(begin)
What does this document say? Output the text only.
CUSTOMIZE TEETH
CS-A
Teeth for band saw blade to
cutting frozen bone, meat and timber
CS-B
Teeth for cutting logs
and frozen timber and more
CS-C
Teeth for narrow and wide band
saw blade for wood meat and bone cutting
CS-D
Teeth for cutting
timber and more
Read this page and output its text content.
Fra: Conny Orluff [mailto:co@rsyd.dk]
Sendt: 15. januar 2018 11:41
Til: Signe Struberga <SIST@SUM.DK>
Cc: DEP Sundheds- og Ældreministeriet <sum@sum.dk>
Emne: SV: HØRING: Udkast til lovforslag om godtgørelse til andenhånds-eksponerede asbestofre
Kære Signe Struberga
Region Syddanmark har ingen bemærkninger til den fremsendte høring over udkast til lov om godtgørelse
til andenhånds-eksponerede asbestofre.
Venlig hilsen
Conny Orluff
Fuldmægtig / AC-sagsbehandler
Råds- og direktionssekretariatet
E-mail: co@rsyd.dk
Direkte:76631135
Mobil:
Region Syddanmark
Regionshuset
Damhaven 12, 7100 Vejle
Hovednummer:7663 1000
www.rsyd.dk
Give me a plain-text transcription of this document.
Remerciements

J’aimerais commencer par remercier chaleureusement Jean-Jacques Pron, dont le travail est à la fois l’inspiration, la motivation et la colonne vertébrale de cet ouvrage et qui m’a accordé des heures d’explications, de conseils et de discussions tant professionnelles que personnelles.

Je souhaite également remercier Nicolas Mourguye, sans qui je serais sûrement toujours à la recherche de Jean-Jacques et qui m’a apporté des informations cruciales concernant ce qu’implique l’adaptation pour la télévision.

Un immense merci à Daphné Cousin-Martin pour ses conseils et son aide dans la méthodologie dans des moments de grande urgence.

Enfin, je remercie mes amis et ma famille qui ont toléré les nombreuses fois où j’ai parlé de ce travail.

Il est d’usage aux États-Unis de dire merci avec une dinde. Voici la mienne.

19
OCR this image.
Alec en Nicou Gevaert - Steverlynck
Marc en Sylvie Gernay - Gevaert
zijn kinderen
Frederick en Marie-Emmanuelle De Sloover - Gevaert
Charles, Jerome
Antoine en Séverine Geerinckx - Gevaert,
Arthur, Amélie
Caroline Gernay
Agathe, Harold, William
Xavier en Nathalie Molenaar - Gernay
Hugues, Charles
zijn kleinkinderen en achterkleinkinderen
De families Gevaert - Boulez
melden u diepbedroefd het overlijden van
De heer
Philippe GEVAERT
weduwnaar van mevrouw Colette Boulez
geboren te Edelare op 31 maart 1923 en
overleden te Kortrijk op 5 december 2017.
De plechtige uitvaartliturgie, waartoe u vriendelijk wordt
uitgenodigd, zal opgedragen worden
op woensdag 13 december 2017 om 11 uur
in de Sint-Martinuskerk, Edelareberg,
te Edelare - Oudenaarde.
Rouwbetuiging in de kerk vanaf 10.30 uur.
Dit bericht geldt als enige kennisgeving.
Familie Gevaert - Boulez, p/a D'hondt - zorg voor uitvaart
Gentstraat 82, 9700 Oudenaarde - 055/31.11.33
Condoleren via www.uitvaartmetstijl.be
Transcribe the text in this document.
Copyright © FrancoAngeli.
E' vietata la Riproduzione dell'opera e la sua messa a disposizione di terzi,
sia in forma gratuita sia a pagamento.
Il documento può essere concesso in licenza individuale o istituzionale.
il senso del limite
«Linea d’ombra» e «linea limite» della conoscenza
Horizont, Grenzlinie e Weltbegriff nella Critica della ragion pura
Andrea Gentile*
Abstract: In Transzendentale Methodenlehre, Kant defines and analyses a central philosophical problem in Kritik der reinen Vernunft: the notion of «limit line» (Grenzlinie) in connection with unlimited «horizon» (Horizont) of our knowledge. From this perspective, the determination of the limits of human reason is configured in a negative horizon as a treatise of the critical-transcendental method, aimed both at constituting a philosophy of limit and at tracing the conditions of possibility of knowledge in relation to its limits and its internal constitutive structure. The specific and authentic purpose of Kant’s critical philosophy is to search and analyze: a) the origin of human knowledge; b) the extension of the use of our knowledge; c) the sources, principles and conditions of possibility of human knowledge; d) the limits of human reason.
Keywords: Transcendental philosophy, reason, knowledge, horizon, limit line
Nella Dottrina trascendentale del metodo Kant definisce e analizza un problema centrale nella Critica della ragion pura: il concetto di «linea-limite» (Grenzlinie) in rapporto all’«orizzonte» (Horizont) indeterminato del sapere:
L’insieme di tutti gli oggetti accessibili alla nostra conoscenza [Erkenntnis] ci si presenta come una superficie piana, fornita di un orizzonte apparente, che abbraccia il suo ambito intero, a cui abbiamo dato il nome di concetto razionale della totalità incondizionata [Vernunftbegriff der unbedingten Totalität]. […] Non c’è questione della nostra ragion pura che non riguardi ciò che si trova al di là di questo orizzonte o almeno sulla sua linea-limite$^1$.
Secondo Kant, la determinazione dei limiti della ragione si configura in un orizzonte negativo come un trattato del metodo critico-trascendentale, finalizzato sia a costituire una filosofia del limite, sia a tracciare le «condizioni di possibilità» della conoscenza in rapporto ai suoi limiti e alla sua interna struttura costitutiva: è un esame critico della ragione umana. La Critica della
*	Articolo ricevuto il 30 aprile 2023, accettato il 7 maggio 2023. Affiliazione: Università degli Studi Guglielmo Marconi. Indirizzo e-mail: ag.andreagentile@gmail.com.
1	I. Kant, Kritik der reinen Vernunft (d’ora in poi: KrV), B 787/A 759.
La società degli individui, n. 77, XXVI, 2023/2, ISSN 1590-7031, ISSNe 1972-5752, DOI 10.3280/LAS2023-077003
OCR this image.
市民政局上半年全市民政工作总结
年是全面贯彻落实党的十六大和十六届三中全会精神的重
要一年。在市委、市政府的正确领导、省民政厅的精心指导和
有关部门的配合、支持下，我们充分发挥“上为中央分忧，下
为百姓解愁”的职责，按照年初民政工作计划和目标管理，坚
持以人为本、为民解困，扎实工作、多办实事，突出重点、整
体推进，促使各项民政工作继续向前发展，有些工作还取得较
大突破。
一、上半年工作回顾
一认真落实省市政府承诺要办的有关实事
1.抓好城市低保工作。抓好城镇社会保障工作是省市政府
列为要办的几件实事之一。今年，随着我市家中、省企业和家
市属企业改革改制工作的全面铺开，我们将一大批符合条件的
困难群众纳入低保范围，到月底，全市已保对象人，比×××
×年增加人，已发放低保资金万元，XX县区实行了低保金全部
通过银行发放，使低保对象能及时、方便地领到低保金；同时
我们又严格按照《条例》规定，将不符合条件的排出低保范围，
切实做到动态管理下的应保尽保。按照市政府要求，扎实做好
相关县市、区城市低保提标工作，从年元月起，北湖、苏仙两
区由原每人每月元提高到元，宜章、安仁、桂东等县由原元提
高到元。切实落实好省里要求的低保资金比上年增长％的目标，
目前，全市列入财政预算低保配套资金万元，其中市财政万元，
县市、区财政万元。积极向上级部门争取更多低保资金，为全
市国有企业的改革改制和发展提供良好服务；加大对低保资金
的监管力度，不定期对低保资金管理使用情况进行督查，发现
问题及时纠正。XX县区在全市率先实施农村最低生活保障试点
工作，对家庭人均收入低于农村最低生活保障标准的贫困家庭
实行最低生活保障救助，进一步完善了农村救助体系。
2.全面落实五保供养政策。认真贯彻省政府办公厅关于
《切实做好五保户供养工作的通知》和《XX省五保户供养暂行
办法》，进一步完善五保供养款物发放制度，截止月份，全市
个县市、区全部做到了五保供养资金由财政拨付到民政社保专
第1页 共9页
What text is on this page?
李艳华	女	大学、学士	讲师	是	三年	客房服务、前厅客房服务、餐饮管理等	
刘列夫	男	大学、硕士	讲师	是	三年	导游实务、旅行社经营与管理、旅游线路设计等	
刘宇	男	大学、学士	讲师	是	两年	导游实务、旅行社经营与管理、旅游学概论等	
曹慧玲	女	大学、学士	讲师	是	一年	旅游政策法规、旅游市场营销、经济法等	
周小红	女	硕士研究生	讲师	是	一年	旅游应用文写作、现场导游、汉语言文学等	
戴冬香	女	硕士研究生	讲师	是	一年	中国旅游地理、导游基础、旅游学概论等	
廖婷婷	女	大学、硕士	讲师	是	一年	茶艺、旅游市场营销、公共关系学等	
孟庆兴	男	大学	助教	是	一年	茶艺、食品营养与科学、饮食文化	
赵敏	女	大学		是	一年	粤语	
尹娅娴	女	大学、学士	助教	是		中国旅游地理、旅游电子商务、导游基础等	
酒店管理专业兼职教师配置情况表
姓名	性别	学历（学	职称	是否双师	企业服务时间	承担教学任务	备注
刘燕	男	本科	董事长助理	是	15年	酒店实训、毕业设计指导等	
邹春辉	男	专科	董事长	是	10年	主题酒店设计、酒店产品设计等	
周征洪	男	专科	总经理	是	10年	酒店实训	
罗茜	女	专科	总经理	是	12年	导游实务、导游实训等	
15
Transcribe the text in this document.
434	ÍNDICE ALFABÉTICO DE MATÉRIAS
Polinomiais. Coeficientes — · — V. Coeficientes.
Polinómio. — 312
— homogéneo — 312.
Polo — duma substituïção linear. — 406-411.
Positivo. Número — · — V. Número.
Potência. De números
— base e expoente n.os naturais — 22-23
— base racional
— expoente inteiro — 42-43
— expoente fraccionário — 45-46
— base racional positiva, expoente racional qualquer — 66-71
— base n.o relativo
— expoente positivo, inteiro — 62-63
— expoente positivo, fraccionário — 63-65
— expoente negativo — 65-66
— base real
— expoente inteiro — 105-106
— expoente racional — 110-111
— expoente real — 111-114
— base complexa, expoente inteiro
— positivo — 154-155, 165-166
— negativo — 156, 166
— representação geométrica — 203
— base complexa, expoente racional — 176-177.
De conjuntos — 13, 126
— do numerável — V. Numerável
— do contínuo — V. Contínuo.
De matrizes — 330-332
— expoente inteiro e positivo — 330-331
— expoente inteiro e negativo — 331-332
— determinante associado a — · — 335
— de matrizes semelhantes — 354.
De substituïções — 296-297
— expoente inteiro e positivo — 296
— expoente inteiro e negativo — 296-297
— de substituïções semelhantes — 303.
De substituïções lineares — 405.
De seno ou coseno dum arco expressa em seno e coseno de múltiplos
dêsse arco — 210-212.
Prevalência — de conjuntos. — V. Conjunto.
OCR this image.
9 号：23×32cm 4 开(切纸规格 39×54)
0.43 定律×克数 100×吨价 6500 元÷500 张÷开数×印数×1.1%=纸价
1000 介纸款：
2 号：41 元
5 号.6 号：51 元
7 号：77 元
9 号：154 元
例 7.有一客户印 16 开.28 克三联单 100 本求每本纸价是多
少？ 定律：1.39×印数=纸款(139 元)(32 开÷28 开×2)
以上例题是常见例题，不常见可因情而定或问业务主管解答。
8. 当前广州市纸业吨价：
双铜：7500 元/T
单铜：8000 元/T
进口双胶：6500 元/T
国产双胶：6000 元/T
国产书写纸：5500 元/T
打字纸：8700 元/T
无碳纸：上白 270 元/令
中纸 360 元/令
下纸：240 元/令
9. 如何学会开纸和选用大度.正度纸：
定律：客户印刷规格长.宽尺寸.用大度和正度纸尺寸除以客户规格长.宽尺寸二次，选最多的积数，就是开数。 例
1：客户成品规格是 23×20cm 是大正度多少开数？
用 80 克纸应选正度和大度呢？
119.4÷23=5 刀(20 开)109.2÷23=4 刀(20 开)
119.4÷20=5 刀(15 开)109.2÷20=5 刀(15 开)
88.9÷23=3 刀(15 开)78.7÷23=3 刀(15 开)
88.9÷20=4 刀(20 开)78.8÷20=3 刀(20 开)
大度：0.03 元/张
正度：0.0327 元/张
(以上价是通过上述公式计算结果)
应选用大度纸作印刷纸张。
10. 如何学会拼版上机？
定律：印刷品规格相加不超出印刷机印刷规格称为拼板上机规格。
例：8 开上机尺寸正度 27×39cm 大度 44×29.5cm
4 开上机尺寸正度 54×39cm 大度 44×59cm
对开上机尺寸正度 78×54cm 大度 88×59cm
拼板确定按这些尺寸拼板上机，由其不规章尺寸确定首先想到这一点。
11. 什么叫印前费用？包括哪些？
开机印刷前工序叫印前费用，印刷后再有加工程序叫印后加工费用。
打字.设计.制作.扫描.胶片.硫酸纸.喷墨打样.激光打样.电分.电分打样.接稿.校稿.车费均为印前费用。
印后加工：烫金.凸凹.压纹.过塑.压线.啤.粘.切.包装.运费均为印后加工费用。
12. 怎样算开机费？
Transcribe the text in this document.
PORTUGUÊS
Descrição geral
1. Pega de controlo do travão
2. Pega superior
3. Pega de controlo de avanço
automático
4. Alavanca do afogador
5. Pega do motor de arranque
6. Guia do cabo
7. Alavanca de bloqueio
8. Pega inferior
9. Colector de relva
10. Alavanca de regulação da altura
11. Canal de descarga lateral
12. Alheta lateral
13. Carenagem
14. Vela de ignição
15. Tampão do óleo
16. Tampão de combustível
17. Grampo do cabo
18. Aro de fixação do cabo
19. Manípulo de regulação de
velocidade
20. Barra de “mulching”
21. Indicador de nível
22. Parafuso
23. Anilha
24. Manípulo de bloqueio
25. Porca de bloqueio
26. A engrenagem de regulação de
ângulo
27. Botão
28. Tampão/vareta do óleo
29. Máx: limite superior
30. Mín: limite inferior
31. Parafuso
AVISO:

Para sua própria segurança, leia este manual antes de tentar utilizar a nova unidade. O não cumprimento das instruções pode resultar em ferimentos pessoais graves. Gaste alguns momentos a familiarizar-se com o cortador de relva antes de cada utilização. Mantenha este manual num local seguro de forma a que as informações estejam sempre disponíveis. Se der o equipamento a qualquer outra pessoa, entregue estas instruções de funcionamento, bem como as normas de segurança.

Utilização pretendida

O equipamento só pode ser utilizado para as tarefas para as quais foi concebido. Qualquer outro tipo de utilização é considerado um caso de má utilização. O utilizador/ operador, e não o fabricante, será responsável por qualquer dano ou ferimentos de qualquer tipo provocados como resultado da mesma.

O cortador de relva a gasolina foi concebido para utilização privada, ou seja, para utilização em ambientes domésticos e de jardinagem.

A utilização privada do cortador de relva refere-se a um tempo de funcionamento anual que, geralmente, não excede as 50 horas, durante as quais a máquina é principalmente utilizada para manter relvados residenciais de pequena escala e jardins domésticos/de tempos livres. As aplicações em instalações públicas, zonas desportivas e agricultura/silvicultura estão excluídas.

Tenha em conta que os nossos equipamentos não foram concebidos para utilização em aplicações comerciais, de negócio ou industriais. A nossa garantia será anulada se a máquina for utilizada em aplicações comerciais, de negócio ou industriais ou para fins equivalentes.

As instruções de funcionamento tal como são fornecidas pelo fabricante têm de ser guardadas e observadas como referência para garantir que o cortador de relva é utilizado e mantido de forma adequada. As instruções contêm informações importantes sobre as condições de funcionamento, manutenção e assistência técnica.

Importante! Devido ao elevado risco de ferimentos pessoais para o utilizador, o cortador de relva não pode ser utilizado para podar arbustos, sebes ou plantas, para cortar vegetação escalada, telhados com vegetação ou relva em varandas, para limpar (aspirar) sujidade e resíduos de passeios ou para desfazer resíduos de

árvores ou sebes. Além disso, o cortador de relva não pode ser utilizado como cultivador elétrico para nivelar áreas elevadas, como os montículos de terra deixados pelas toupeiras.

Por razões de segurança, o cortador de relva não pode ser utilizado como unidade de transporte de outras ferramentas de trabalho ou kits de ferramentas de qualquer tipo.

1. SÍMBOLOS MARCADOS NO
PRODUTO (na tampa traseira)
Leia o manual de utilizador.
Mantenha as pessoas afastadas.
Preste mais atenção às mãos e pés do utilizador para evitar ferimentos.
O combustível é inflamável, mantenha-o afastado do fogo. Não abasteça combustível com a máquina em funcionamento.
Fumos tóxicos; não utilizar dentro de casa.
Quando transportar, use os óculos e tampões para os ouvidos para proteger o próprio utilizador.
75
(end)
=== WORK REQUIRED ===
Find all lines with "ferimentos" in them and copy each one.

=== TASK SOLUTION ===
Para sua própria segurança, leia este manual antes de tentar utilizar a nova unidade. O não cumprimento das instruções pode resultar em ferimentos pessoais graves. Gaste alguns momentos a familiarizar-se com o cortador de relva antes de cada utilização. Mantenha este manual num local seguro de forma a que as informações estejam sempre disponíveis. Se der o equipamento a qualquer outra pessoa, entregue estas instruções de funcionamento, bem como as normas de segurança.
O equipamento só pode ser utilizado para as tarefas para as quais foi concebido. Qualquer outro tipo de utilização é considerado um caso de má utilização. O utilizador/ operador, e não o fabricante, será responsável por qualquer dano ou ferimentos de qualquer tipo provocados como resultado da mesma.
Importante! Devido ao elevado risco de ferimentos pessoais para o utilizador, o cortador de relva não pode ser utilizado para podar arbustos, sebes ou plantas, para cortar vegetação escalada, telhados com vegetação ou relva em varandas, para limpar (aspirar) sujidade e resíduos de passeios ou para desfazer resíduos de
Preste mais atenção às mãos e pés do utilizador para evitar ferimentos.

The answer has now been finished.